> _Collected data entries_
= = = =
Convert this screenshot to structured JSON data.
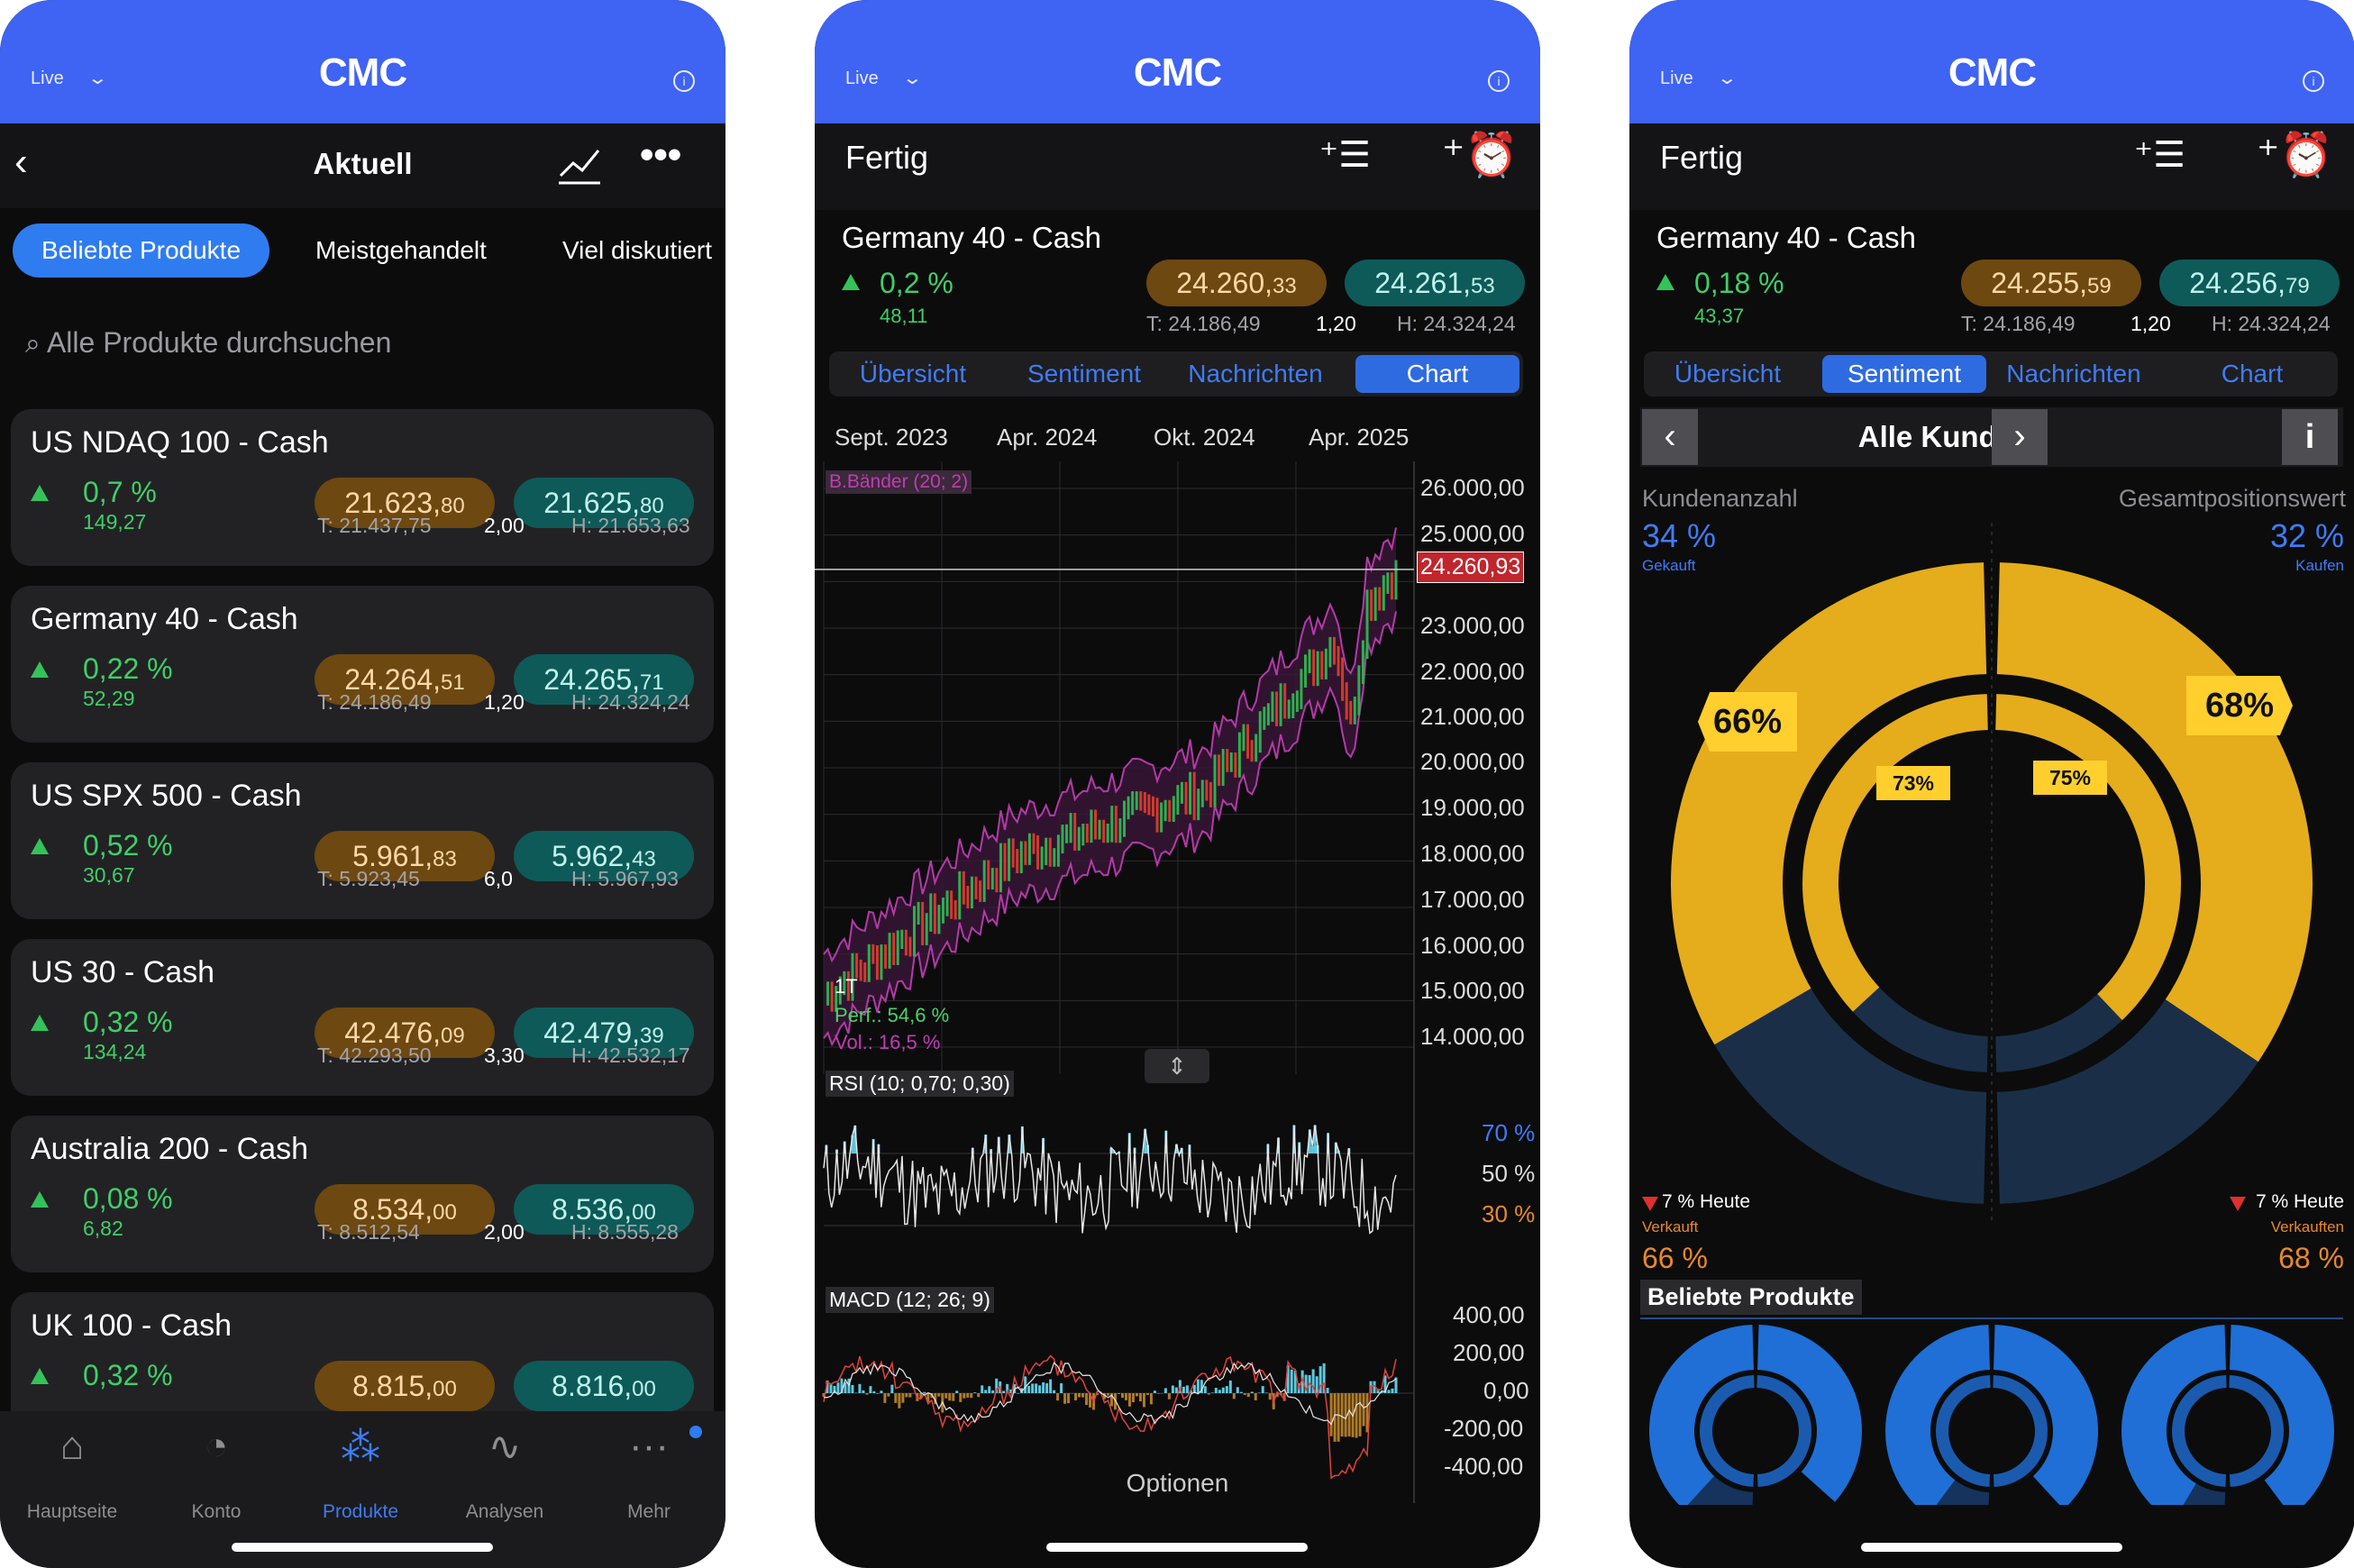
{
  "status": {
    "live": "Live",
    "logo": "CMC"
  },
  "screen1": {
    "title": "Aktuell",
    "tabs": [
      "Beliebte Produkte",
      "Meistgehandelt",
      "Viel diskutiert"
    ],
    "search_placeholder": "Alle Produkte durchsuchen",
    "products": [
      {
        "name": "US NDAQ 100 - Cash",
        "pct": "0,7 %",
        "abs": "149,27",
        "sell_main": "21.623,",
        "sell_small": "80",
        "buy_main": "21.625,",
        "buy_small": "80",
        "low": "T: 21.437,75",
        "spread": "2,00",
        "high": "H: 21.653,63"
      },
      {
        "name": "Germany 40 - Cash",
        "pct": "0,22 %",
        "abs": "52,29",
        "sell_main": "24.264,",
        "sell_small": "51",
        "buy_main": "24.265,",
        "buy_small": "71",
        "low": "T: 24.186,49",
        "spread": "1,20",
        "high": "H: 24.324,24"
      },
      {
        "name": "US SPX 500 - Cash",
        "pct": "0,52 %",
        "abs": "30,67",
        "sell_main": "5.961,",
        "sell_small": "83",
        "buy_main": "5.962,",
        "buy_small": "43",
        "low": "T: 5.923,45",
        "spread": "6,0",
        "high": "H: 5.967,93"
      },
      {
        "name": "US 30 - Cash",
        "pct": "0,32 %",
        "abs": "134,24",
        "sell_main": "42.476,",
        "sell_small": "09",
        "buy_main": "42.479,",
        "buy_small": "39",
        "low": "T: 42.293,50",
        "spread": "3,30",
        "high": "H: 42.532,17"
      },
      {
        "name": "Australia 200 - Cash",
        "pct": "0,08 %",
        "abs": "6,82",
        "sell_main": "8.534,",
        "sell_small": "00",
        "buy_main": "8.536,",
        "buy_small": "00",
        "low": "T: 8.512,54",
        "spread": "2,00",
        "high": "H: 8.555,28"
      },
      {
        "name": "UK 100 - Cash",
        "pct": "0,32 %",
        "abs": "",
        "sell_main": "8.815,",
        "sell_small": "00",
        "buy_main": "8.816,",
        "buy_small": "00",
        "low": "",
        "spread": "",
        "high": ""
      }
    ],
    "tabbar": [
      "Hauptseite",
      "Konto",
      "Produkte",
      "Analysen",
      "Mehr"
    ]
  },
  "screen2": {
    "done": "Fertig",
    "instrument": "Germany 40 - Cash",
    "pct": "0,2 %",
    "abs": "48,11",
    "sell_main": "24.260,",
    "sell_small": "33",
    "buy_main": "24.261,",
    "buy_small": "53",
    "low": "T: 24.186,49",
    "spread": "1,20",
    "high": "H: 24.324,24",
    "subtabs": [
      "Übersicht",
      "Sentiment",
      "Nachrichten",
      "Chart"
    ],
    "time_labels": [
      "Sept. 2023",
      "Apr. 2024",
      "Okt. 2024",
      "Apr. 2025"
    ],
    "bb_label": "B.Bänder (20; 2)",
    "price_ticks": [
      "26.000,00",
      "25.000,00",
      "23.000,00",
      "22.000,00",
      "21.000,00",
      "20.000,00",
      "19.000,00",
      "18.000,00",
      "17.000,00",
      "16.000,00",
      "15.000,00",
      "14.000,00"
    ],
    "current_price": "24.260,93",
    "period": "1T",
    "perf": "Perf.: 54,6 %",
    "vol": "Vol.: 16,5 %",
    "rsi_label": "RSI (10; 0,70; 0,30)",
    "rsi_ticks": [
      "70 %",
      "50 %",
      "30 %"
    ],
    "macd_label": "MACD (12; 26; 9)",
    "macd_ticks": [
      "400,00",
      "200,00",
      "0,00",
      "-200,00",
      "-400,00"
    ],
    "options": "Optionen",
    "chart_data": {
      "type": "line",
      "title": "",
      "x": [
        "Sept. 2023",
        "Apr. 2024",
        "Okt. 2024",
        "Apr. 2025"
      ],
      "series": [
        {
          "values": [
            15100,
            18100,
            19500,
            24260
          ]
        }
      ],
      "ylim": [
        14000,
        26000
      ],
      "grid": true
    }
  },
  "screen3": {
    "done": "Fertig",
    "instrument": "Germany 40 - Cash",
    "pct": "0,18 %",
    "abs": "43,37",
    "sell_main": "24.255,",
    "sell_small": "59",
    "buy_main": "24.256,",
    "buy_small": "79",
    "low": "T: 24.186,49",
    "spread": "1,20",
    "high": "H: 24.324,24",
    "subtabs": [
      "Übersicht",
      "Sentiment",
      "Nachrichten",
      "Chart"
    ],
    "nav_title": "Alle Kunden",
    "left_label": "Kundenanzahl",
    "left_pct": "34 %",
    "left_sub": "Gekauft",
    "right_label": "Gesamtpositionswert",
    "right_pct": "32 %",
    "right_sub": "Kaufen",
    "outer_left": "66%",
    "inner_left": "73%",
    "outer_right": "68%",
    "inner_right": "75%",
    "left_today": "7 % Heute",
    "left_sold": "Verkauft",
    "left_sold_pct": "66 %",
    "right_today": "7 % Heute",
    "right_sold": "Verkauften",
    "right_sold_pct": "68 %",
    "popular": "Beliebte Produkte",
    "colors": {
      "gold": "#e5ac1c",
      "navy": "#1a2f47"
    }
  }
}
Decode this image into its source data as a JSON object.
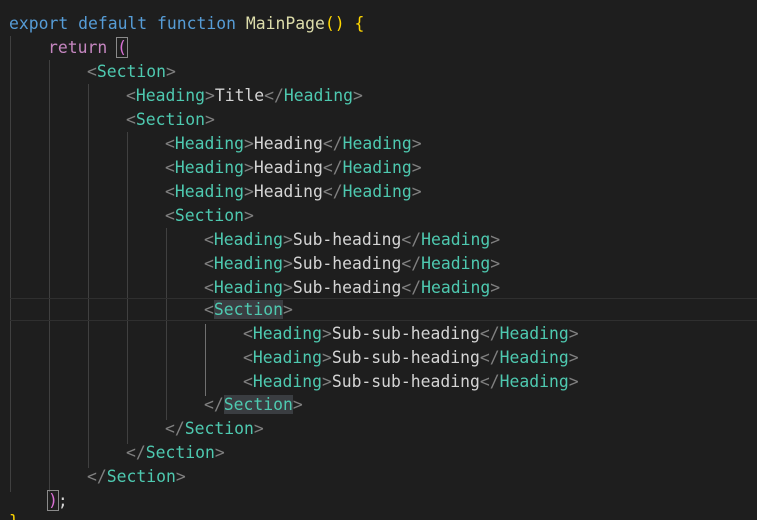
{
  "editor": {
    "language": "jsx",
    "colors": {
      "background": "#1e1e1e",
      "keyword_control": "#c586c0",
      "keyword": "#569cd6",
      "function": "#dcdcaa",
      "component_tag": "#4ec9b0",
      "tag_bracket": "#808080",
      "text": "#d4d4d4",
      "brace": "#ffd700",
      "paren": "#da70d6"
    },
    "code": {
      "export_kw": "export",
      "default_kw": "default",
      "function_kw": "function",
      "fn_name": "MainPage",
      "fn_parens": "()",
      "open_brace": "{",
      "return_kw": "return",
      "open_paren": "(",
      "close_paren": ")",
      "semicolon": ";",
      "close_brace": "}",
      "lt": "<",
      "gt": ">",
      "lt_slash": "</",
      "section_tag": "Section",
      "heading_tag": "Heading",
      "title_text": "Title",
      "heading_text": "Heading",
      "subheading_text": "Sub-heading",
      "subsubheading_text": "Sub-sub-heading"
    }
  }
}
= = = =
Extract every line of the data exactly; pictures stay out.

> _RESPONSE_
Convert this screenshot to structured JSON data.
{
  "status": {
    "live": "Live",
    "logo": "CMC"
  },
  "screen1": {
    "title": "Aktuell",
    "tabs": [
      "Beliebte Produkte",
      "Meistgehandelt",
      "Viel diskutiert"
    ],
    "search_placeholder": "Alle Produkte durchsuchen",
    "products": [
      {
        "name": "US NDAQ 100 - Cash",
        "pct": "0,7 %",
        "abs": "149,27",
        "sell_main": "21.623,",
        "sell_small": "80",
        "buy_main": "21.625,",
        "buy_small": "80",
        "low": "T: 21.437,75",
        "spread": "2,00",
        "high": "H: 21.653,63"
      },
      {
        "name": "Germany 40 - Cash",
        "pct": "0,22 %",
        "abs": "52,29",
        "sell_main": "24.264,",
        "sell_small": "51",
        "buy_main": "24.265,",
        "buy_small": "71",
        "low": "T: 24.186,49",
        "spread": "1,20",
        "high": "H: 24.324,24"
      },
      {
        "name": "US SPX 500 - Cash",
        "pct": "0,52 %",
        "abs": "30,67",
        "sell_main": "5.961,",
        "sell_small": "83",
        "buy_main": "5.962,",
        "buy_small": "43",
        "low": "T: 5.923,45",
        "spread": "6,0",
        "high": "H: 5.967,93"
      },
      {
        "name": "US 30 - Cash",
        "pct": "0,32 %",
        "abs": "134,24",
        "sell_main": "42.476,",
        "sell_small": "09",
        "buy_main": "42.479,",
        "buy_small": "39",
        "low": "T: 42.293,50",
        "spread": "3,30",
        "high": "H: 42.532,17"
      },
      {
        "name": "Australia 200 - Cash",
        "pct": "0,08 %",
        "abs": "6,82",
        "sell_main": "8.534,",
        "sell_small": "00",
        "buy_main": "8.536,",
        "buy_small": "00",
        "low": "T: 8.512,54",
        "spread": "2,00",
        "high": "H: 8.555,28"
      },
      {
        "name": "UK 100 - Cash",
        "pct": "0,32 %",
        "abs": "",
        "sell_main": "8.815,",
        "sell_small": "00",
        "buy_main": "8.816,",
        "buy_small": "00",
        "low": "",
        "spread": "",
        "high": ""
      }
    ],
    "tabbar": [
      "Hauptseite",
      "Konto",
      "Produkte",
      "Analysen",
      "Mehr"
    ]
  },
  "screen2": {
    "done": "Fertig",
    "instrument": "Germany 40 - Cash",
    "pct": "0,2 %",
    "abs": "48,11",
    "sell_main": "24.260,",
    "sell_small": "33",
    "buy_main": "24.261,",
    "buy_small": "53",
    "low": "T: 24.186,49",
    "spread": "1,20",
    "high": "H: 24.324,24",
    "subtabs": [
      "Übersicht",
      "Sentiment",
      "Nachrichten",
      "Chart"
    ],
    "time_labels": [
      "Sept. 2023",
      "Apr. 2024",
      "Okt. 2024",
      "Apr. 2025"
    ],
    "bb_label": "B.Bänder (20; 2)",
    "price_ticks": [
      "26.000,00",
      "25.000,00",
      "23.000,00",
      "22.000,00",
      "21.000,00",
      "20.000,00",
      "19.000,00",
      "18.000,00",
      "17.000,00",
      "16.000,00",
      "15.000,00",
      "14.000,00"
    ],
    "current_price": "24.260,93",
    "period": "1T",
    "perf": "Perf.: 54,6 %",
    "vol": "Vol.: 16,5 %",
    "rsi_label": "RSI (10; 0,70; 0,30)",
    "rsi_ticks": [
      "70 %",
      "50 %",
      "30 %"
    ],
    "macd_label": "MACD (12; 26; 9)",
    "macd_ticks": [
      "400,00",
      "200,00",
      "0,00",
      "-200,00",
      "-400,00"
    ],
    "options": "Optionen",
    "chart_data": {
      "type": "line",
      "title": "",
      "x": [
        "Sept. 2023",
        "Apr. 2024",
        "Okt. 2024",
        "Apr. 2025"
      ],
      "series": [
        {
          "values": [
            15100,
            18100,
            19500,
            24260
          ]
        }
      ],
      "ylim": [
        14000,
        26000
      ],
      "grid": true
    }
  },
  "screen3": {
    "done": "Fertig",
    "instrument": "Germany 40 - Cash",
    "pct": "0,18 %",
    "abs": "43,37",
    "sell_main": "24.255,",
    "sell_small": "59",
    "buy_main": "24.256,",
    "buy_small": "79",
    "low": "T: 24.186,49",
    "spread": "1,20",
    "high": "H: 24.324,24",
    "subtabs": [
      "Übersicht",
      "Sentiment",
      "Nachrichten",
      "Chart"
    ],
    "nav_title": "Alle Kunden",
    "left_label": "Kundenanzahl",
    "left_pct": "34 %",
    "left_sub": "Gekauft",
    "right_label": "Gesamtpositionswert",
    "right_pct": "32 %",
    "right_sub": "Kaufen",
    "outer_left": "66%",
    "inner_left": "73%",
    "outer_right": "68%",
    "inner_right": "75%",
    "left_today": "7 % Heute",
    "left_sold": "Verkauft",
    "left_sold_pct": "66 %",
    "right_today": "7 % Heute",
    "right_sold": "Verkauften",
    "right_sold_pct": "68 %",
    "popular": "Beliebte Produkte",
    "colors": {
      "gold": "#e5ac1c",
      "navy": "#1a2f47"
    }
  }
}
Decode this image into its source data as a JSON object.
{
  "editor": {
    "language": "jsx",
    "colors": {
      "background": "#1e1e1e",
      "keyword_control": "#c586c0",
      "keyword": "#569cd6",
      "function": "#dcdcaa",
      "component_tag": "#4ec9b0",
      "tag_bracket": "#808080",
      "text": "#d4d4d4",
      "brace": "#ffd700",
      "paren": "#da70d6"
    },
    "code": {
      "export_kw": "export",
      "default_kw": "default",
      "function_kw": "function",
      "fn_name": "MainPage",
      "fn_parens": "()",
      "open_brace": "{",
      "return_kw": "return",
      "open_paren": "(",
      "close_paren": ")",
      "semicolon": ";",
      "close_brace": "}",
      "lt": "<",
      "gt": ">",
      "lt_slash": "</",
      "section_tag": "Section",
      "heading_tag": "Heading",
      "title_text": "Title",
      "heading_text": "Heading",
      "subheading_text": "Sub-heading",
      "subsubheading_text": "Sub-sub-heading"
    }
  }
}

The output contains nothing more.